What to do: Each entry needs to be restated exactly as written.

**********

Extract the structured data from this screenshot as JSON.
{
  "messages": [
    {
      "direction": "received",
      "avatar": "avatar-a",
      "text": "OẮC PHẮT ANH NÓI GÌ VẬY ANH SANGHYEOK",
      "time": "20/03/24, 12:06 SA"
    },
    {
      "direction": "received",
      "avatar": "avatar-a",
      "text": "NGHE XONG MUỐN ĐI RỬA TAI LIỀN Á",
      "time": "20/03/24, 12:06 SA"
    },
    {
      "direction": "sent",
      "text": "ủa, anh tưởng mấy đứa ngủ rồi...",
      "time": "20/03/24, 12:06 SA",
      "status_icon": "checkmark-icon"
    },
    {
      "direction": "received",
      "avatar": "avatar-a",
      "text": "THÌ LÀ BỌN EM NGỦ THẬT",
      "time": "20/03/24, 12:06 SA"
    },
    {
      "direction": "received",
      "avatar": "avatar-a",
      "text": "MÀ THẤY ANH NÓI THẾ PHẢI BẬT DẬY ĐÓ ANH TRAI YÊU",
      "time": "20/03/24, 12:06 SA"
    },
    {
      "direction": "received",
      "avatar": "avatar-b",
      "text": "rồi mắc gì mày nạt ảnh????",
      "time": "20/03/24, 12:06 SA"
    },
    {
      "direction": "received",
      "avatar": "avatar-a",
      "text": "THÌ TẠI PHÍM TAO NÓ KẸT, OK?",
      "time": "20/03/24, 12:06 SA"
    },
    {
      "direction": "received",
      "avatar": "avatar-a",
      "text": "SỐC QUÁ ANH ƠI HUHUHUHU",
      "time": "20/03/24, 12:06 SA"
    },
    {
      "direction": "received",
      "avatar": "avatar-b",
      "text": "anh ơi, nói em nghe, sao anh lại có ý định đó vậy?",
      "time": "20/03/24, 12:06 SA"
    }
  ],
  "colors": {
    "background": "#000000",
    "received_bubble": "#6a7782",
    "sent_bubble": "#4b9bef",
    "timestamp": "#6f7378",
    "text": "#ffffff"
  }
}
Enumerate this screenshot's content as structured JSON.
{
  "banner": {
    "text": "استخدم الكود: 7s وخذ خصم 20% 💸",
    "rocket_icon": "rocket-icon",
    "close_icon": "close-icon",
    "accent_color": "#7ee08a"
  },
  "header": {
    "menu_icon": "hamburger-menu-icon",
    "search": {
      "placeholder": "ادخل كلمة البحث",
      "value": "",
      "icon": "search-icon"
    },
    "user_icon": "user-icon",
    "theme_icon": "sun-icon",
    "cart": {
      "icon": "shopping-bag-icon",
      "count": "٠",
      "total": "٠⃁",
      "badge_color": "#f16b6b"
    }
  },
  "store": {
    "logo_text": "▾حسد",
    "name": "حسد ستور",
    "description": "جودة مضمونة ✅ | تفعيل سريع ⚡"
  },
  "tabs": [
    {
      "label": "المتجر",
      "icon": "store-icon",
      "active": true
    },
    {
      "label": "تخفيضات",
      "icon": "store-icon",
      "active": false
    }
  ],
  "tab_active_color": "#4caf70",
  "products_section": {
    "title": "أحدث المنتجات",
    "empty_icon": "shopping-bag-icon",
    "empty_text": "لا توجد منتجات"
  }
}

**********

Problem solution:
Extract the structured data from this screenshot as JSON.
{
  "messages": [
    {
      "direction": "received",
      "avatar": "avatar-a",
      "text": "OẮC PHẮT ANH NÓI GÌ VẬY ANH SANGHYEOK",
      "time": "20/03/24, 12:06 SA"
    },
    {
      "direction": "received",
      "avatar": "avatar-a",
      "text": "NGHE XONG MUỐN ĐI RỬA TAI LIỀN Á",
      "time": "20/03/24, 12:06 SA"
    },
    {
      "direction": "sent",
      "text": "ủa, anh tưởng mấy đứa ngủ rồi...",
      "time": "20/03/24, 12:06 SA",
      "status_icon": "checkmark-icon"
    },
    {
      "direction": "received",
      "avatar": "avatar-a",
      "text": "THÌ LÀ BỌN EM NGỦ THẬT",
      "time": "20/03/24, 12:06 SA"
    },
    {
      "direction": "received",
      "avatar": "avatar-a",
      "text": "MÀ THẤY ANH NÓI THẾ PHẢI BẬT DẬY ĐÓ ANH TRAI YÊU",
      "time": "20/03/24, 12:06 SA"
    },
    {
      "direction": "received",
      "avatar": "avatar-b",
      "text": "rồi mắc gì mày nạt ảnh????",
      "time": "20/03/24, 12:06 SA"
    },
    {
      "direction": "received",
      "avatar": "avatar-a",
      "text": "THÌ TẠI PHÍM TAO NÓ KẸT, OK?",
      "time": "20/03/24, 12:06 SA"
    },
    {
      "direction": "received",
      "avatar": "avatar-a",
      "text": "SỐC QUÁ ANH ƠI HUHUHUHU",
      "time": "20/03/24, 12:06 SA"
    },
    {
      "direction": "received",
      "avatar": "avatar-b",
      "text": "anh ơi, nói em nghe, sao anh lại có ý định đó vậy?",
      "time": "20/03/24, 12:06 SA"
    }
  ],
  "colors": {
    "background": "#000000",
    "received_bubble": "#6a7782",
    "sent_bubble": "#4b9bef",
    "timestamp": "#6f7378",
    "text": "#ffffff"
  }
}
Enumerate this screenshot's content as structured JSON.
{
  "banner": {
    "text": "استخدم الكود: 7s وخذ خصم 20% 💸",
    "rocket_icon": "rocket-icon",
    "close_icon": "close-icon",
    "accent_color": "#7ee08a"
  },
  "header": {
    "menu_icon": "hamburger-menu-icon",
    "search": {
      "placeholder": "ادخل كلمة البحث",
      "value": "",
      "icon": "search-icon"
    },
    "user_icon": "user-icon",
    "theme_icon": "sun-icon",
    "cart": {
      "icon": "shopping-bag-icon",
      "count": "٠",
      "total": "٠⃁",
      "badge_color": "#f16b6b"
    }
  },
  "store": {
    "logo_text": "▾حسد",
    "name": "حسد ستور",
    "description": "جودة مضمونة ✅ | تفعيل سريع ⚡"
  },
  "tabs": [
    {
      "label": "المتجر",
      "icon": "store-icon",
      "active": true
    },
    {
      "label": "تخفيضات",
      "icon": "store-icon",
      "active": false
    }
  ],
  "tab_active_color": "#4caf70",
  "products_section": {
    "title": "أحدث المنتجات",
    "empty_icon": "shopping-bag-icon",
    "empty_text": "لا توجد منتجات"
  }
}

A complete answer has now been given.